_Request_
Search the listing for the string "with" and copy every line that contains it.
>> START Entries
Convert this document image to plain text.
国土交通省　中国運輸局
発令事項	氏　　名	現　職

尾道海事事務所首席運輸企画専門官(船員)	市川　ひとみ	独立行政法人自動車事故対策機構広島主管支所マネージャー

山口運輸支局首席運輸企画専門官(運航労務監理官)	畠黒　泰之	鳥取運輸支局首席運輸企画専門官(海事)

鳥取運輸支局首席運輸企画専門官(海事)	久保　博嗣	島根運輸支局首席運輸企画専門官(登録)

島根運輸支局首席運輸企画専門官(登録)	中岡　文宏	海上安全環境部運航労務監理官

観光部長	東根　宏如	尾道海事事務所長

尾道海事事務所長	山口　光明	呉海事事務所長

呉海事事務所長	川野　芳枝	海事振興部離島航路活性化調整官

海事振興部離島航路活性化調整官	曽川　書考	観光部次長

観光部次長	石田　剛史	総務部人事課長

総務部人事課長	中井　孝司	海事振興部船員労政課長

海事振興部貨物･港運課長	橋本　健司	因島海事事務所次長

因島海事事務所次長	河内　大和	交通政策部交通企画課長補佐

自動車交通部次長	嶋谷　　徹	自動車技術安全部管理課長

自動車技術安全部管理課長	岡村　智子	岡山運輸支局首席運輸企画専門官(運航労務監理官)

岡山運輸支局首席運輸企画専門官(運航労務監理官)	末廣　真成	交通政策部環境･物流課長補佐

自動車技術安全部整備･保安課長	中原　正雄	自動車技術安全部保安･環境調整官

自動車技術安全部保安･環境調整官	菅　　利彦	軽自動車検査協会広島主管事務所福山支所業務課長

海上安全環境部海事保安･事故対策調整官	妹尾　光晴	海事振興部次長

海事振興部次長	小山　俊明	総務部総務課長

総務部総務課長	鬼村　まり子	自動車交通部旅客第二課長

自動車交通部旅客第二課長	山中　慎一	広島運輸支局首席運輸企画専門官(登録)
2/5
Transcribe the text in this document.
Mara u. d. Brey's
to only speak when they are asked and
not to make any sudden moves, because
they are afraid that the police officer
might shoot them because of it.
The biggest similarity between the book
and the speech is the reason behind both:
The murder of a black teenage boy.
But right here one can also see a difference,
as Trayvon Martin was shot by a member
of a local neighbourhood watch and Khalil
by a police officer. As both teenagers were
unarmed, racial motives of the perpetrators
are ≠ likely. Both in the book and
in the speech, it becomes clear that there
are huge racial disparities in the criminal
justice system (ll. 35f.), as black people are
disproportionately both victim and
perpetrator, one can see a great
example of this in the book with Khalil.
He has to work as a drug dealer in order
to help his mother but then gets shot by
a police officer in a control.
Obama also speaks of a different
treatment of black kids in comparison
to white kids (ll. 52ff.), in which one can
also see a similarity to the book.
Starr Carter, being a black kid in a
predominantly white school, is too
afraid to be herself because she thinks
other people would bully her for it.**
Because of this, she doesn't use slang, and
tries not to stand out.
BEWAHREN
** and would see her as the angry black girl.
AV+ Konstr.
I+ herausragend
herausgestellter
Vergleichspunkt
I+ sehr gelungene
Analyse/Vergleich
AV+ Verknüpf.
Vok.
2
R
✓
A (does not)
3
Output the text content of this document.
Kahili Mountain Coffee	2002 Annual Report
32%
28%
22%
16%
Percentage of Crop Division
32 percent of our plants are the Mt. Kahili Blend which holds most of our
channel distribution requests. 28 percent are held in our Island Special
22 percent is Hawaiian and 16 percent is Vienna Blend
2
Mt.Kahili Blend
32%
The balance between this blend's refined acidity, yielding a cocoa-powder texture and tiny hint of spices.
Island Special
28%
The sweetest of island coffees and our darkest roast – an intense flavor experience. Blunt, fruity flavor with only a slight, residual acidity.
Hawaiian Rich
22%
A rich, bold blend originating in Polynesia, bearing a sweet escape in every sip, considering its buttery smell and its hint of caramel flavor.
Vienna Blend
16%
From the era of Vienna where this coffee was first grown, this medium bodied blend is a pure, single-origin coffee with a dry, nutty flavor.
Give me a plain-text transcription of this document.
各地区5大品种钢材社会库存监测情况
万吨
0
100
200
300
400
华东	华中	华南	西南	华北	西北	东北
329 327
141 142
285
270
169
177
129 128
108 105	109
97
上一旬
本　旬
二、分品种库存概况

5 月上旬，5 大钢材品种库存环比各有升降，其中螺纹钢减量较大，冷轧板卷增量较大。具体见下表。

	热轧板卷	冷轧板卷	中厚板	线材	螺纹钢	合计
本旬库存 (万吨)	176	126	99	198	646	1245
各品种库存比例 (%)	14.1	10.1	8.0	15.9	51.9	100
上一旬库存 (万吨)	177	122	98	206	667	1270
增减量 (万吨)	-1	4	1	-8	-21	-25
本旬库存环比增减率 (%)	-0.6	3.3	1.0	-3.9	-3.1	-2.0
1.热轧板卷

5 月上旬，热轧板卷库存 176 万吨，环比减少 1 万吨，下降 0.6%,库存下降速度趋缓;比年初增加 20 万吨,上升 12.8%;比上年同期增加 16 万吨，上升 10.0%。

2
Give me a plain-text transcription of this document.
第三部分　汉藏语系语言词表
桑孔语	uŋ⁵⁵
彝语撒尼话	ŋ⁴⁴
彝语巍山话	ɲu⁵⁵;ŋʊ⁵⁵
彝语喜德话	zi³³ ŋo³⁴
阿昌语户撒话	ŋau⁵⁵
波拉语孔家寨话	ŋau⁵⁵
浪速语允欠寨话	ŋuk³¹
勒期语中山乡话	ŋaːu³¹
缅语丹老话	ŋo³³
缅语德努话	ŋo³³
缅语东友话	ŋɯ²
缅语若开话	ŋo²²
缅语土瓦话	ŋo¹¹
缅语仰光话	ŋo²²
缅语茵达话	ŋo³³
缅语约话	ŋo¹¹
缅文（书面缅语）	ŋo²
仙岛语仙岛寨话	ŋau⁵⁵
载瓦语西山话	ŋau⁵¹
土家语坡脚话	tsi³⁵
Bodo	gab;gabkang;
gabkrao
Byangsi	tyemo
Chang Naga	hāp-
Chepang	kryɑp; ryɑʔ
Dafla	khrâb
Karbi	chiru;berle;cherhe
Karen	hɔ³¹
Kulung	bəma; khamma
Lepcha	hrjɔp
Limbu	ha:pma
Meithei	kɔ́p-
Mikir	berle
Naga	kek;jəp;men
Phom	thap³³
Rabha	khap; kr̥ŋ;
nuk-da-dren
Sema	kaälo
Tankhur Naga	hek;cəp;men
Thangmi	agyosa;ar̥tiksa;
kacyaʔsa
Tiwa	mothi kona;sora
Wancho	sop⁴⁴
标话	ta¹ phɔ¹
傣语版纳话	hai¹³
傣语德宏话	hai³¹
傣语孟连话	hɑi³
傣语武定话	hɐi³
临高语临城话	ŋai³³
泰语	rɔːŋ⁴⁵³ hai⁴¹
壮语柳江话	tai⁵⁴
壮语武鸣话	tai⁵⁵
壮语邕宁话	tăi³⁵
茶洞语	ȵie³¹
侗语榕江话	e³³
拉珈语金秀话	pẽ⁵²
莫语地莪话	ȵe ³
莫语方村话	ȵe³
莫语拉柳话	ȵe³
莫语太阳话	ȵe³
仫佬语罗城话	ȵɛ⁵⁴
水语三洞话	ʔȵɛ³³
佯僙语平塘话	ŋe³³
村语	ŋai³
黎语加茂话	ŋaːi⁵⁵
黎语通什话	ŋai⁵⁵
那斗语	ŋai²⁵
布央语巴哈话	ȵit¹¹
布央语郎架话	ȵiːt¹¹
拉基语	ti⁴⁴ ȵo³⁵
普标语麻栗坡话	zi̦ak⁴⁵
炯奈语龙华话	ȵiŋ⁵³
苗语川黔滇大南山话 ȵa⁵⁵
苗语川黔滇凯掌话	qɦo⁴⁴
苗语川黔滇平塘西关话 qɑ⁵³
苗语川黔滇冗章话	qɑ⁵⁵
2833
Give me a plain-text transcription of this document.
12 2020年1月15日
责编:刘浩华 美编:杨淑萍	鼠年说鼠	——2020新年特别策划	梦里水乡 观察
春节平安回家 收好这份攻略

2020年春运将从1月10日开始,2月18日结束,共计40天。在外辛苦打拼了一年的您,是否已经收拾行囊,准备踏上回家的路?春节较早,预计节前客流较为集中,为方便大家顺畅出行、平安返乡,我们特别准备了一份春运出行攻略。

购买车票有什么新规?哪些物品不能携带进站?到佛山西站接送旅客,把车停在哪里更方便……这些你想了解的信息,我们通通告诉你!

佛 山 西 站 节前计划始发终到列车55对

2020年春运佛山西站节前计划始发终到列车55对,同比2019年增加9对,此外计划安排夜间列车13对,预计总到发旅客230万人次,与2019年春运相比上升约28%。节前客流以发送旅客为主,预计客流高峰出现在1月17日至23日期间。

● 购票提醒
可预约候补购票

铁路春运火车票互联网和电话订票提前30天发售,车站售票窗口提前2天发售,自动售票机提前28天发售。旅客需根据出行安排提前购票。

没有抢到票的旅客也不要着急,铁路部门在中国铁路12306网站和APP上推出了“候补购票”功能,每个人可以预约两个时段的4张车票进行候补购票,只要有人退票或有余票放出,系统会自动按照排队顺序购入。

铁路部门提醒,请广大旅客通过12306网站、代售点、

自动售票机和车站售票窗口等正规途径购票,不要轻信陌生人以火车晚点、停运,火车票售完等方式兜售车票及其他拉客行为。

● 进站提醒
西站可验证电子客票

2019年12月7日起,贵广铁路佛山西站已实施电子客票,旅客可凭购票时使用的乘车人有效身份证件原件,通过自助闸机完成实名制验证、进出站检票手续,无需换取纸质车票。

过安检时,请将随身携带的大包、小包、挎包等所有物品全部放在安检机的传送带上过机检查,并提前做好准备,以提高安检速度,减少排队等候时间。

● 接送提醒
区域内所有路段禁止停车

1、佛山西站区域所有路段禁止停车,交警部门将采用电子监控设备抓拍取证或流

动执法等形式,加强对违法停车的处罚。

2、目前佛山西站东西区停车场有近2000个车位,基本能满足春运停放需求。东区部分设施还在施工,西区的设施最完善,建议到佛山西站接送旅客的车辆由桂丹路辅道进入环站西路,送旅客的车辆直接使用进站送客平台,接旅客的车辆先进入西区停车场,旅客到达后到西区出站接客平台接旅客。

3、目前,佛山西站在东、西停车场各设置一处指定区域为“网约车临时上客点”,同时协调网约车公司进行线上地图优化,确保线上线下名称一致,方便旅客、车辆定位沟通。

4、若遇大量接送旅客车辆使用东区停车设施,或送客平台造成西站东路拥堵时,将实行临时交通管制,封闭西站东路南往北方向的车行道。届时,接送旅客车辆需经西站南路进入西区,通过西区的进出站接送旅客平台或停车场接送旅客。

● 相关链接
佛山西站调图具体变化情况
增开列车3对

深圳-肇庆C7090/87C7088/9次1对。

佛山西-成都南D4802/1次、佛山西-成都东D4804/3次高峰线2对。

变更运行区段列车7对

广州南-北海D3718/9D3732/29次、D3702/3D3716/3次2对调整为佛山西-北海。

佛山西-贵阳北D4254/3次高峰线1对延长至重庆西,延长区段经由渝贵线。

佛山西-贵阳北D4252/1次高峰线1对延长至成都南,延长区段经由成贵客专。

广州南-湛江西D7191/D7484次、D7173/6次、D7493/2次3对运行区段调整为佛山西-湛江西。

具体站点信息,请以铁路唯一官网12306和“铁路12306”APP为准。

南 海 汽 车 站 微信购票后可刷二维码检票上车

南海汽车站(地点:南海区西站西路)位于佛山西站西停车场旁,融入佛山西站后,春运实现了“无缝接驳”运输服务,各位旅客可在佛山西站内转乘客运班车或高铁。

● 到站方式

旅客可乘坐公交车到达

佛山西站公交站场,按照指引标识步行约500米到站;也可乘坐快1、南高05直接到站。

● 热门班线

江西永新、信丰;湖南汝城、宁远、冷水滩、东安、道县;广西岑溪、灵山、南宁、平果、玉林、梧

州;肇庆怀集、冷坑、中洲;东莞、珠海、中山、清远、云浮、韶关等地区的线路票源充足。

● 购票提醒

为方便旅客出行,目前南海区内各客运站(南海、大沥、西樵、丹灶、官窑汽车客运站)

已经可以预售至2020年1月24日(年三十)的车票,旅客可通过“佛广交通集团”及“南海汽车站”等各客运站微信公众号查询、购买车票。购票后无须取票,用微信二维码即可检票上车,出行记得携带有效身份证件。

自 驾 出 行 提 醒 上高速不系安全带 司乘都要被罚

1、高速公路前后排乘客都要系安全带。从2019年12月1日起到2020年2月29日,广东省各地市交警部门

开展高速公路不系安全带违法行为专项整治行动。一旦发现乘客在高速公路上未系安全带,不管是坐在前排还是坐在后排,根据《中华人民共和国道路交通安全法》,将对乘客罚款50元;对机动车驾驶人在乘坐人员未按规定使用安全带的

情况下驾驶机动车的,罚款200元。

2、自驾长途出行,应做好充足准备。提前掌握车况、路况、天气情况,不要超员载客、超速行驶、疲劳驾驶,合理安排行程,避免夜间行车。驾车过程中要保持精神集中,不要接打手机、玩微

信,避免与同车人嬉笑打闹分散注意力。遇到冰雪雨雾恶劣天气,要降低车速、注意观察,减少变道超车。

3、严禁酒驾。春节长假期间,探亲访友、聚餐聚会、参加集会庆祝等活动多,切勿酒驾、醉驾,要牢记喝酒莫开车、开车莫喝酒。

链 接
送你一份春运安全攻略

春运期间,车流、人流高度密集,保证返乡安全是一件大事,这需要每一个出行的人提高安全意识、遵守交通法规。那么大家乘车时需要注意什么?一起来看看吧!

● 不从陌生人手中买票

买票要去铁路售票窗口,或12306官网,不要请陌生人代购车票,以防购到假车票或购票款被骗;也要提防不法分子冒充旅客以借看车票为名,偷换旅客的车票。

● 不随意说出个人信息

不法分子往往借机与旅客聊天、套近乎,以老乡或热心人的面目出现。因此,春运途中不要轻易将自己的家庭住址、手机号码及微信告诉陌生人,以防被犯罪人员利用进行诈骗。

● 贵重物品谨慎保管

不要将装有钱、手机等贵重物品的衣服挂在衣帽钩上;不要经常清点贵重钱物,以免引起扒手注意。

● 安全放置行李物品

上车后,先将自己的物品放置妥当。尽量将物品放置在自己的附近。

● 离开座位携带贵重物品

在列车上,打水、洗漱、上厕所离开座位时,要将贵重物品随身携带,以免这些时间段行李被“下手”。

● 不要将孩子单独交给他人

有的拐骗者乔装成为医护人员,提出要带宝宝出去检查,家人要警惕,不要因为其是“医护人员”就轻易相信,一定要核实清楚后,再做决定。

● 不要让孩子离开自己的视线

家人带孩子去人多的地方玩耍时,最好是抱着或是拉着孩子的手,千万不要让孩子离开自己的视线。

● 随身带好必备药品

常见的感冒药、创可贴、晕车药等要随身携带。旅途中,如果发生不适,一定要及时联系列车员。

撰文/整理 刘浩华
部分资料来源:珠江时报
>> END Entries
_Output_
example of this in the book with Khalil.
The sweetest of island coffees and our darkest roast – an intense flavor experience. Blunt, fruity flavor with only a slight, residual acidity.
From the era of Vienna where this coffee was first grown, this medium bodied blend is a pure, single-origin coffee with a dry, nutty flavor.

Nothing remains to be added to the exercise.